» The records:
========================================================================
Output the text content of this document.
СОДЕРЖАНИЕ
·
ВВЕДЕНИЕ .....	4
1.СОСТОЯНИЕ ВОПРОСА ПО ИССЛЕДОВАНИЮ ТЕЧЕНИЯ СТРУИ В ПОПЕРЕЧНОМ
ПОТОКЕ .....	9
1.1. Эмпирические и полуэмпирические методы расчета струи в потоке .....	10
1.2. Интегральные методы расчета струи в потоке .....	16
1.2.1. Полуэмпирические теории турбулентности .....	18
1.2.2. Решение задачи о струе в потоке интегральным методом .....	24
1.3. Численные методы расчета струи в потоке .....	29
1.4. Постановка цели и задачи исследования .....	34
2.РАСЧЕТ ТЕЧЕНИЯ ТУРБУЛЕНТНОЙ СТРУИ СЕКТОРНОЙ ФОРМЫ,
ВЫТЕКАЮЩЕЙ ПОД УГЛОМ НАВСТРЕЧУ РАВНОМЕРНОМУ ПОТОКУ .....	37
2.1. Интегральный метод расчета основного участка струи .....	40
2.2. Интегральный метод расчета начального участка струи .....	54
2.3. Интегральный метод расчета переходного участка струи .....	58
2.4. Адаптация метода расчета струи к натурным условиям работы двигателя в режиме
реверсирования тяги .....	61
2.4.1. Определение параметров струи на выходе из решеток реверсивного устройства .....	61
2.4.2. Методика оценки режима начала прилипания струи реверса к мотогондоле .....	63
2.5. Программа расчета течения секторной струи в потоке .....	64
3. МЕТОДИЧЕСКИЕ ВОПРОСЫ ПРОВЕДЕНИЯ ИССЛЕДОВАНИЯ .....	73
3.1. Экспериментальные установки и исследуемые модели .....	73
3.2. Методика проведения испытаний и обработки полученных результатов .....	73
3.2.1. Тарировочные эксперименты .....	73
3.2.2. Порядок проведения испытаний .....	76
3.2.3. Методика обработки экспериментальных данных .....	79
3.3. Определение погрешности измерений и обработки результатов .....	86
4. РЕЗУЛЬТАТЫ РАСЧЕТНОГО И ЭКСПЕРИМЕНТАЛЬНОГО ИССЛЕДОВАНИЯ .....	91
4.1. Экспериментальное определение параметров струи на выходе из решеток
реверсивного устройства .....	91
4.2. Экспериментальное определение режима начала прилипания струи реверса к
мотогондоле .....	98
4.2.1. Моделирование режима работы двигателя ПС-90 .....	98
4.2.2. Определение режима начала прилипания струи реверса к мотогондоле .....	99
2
========================================================================
» Directions: Faithfully transcribe the whole of the data.

» Exercise result:
Output the text content of this document.
СОДЕРЖАНИЕ
·
ВВЕДЕНИЕ .....	4
1.СОСТОЯНИЕ ВОПРОСА ПО ИССЛЕДОВАНИЮ ТЕЧЕНИЯ СТРУИ В ПОПЕРЕЧНОМ
ПОТОКЕ .....	9
1.1. Эмпирические и полуэмпирические методы расчета струи в потоке .....	10
1.2. Интегральные методы расчета струи в потоке .....	16
1.2.1. Полуэмпирические теории турбулентности .....	18
1.2.2. Решение задачи о струе в потоке интегральным методом .....	24
1.3. Численные методы расчета струи в потоке .....	29
1.4. Постановка цели и задачи исследования .....	34
2.РАСЧЕТ ТЕЧЕНИЯ ТУРБУЛЕНТНОЙ СТРУИ СЕКТОРНОЙ ФОРМЫ,
ВЫТЕКАЮЩЕЙ ПОД УГЛОМ НАВСТРЕЧУ РАВНОМЕРНОМУ ПОТОКУ .....	37
2.1. Интегральный метод расчета основного участка струи .....	40
2.2. Интегральный метод расчета начального участка струи .....	54
2.3. Интегральный метод расчета переходного участка струи .....	58
2.4. Адаптация метода расчета струи к натурным условиям работы двигателя в режиме
реверсирования тяги .....	61
2.4.1. Определение параметров струи на выходе из решеток реверсивного устройства .....	61
2.4.2. Методика оценки режима начала прилипания струи реверса к мотогондоле .....	63
2.5. Программа расчета течения секторной струи в потоке .....	64
3. МЕТОДИЧЕСКИЕ ВОПРОСЫ ПРОВЕДЕНИЯ ИССЛЕДОВАНИЯ .....	73
3.1. Экспериментальные установки и исследуемые модели .....	73
3.2. Методика проведения испытаний и обработки полученных результатов .....	73
3.2.1. Тарировочные эксперименты .....	73
3.2.2. Порядок проведения испытаний .....	76
3.2.3. Методика обработки экспериментальных данных .....	79
3.3. Определение погрешности измерений и обработки результатов .....	86
4. РЕЗУЛЬТАТЫ РАСЧЕТНОГО И ЭКСПЕРИМЕНТАЛЬНОГО ИССЛЕДОВАНИЯ .....	91
4.1. Экспериментальное определение параметров струи на выходе из решеток
реверсивного устройства .....	91
4.2. Экспериментальное определение режима начала прилипания струи реверса к
мотогондоле .....	98
4.2.1. Моделирование режима работы двигателя ПС-90 .....	98
4.2.2. Определение режима начала прилипания струи реверса к мотогондоле .....	99
2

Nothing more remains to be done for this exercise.